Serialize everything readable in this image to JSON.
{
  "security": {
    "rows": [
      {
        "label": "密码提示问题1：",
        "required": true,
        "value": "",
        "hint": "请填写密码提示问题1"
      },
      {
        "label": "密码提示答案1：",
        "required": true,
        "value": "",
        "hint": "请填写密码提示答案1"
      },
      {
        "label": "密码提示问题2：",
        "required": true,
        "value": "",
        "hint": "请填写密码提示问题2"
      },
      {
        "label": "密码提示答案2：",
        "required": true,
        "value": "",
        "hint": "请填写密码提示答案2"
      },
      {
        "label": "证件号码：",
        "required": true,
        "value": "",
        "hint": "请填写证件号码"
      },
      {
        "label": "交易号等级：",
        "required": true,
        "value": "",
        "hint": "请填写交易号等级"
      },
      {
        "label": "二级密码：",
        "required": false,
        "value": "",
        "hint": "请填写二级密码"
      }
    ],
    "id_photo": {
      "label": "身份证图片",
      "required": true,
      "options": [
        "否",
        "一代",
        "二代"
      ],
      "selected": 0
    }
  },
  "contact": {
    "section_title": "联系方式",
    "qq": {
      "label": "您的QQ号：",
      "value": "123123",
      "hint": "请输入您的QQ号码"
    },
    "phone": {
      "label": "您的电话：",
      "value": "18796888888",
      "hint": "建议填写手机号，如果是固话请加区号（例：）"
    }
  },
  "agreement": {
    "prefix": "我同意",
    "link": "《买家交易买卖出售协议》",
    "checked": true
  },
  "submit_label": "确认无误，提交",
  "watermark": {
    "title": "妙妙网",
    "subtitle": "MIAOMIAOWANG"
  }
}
□ □ □ □
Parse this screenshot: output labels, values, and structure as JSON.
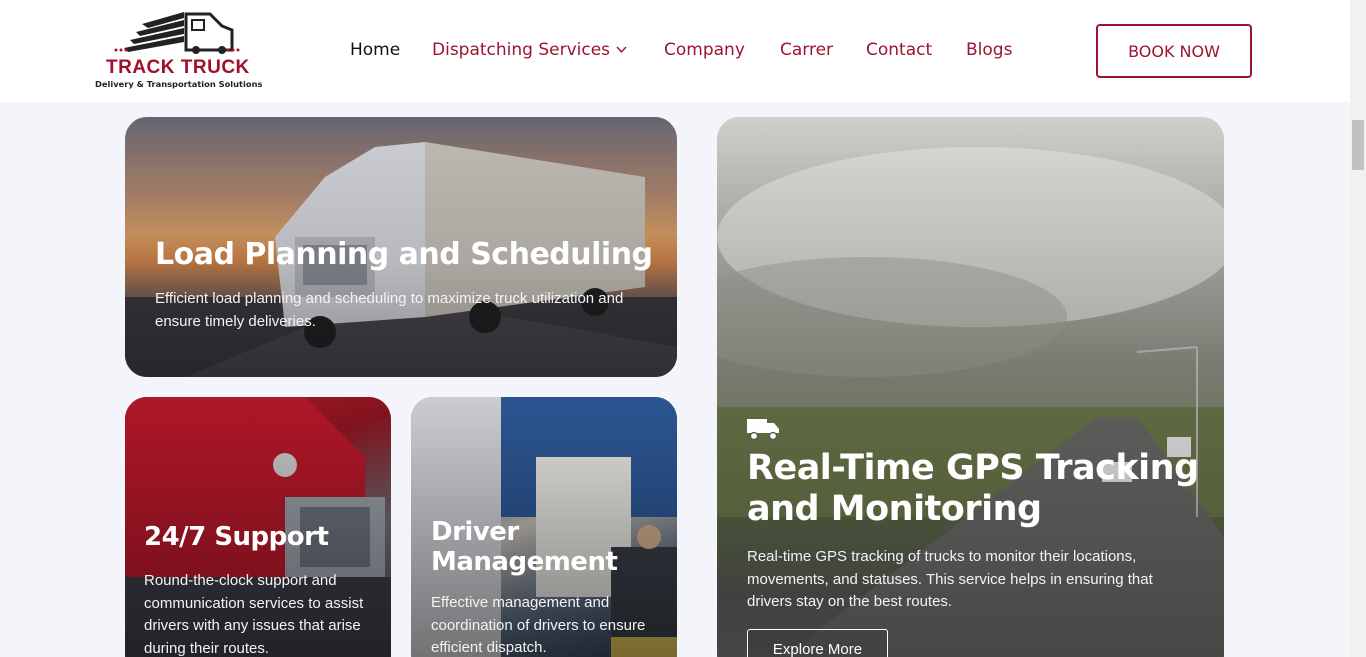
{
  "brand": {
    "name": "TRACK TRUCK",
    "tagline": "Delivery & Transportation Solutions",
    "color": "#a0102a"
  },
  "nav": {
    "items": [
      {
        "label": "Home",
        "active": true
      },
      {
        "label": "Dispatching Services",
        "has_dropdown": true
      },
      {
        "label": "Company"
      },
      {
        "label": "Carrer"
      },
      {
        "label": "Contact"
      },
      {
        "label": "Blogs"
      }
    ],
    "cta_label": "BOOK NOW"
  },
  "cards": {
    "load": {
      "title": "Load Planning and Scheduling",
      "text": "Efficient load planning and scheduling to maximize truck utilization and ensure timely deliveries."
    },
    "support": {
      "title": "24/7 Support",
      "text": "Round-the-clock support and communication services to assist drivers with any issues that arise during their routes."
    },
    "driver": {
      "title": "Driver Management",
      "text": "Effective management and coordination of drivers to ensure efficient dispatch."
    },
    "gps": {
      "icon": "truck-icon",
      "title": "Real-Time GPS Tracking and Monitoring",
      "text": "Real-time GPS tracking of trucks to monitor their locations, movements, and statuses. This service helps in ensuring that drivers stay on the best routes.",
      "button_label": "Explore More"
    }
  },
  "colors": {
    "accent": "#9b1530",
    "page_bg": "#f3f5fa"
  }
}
□ □ □ □
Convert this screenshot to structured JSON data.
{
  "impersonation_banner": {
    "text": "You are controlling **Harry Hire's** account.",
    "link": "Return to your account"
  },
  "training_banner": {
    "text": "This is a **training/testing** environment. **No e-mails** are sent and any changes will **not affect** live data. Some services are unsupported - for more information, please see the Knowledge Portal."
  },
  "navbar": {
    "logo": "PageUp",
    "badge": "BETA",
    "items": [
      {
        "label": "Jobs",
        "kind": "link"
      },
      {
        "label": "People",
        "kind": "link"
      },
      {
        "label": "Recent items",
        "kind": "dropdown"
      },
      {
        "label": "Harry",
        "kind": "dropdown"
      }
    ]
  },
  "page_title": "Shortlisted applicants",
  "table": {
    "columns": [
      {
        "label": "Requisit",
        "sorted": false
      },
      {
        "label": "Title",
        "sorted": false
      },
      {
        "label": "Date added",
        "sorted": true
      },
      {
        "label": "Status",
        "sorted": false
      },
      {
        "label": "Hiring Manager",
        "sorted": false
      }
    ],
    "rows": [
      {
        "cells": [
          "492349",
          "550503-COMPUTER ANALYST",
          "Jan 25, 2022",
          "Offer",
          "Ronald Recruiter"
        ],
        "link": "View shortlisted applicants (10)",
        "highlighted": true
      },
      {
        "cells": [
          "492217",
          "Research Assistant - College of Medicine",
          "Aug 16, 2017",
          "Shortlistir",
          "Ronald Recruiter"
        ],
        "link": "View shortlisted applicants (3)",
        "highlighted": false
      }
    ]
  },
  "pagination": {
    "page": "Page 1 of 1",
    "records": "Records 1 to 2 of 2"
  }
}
□ □ □ □
Extract from the material all lines containing the string "data".

Convert this screenshot to structured JSON data.
    "text": "This is a **training/testing** environment. **No e-mails** are sent and any changes will **not affect** live data. Some services are unsupported - for more information, please see the Knowledge Portal."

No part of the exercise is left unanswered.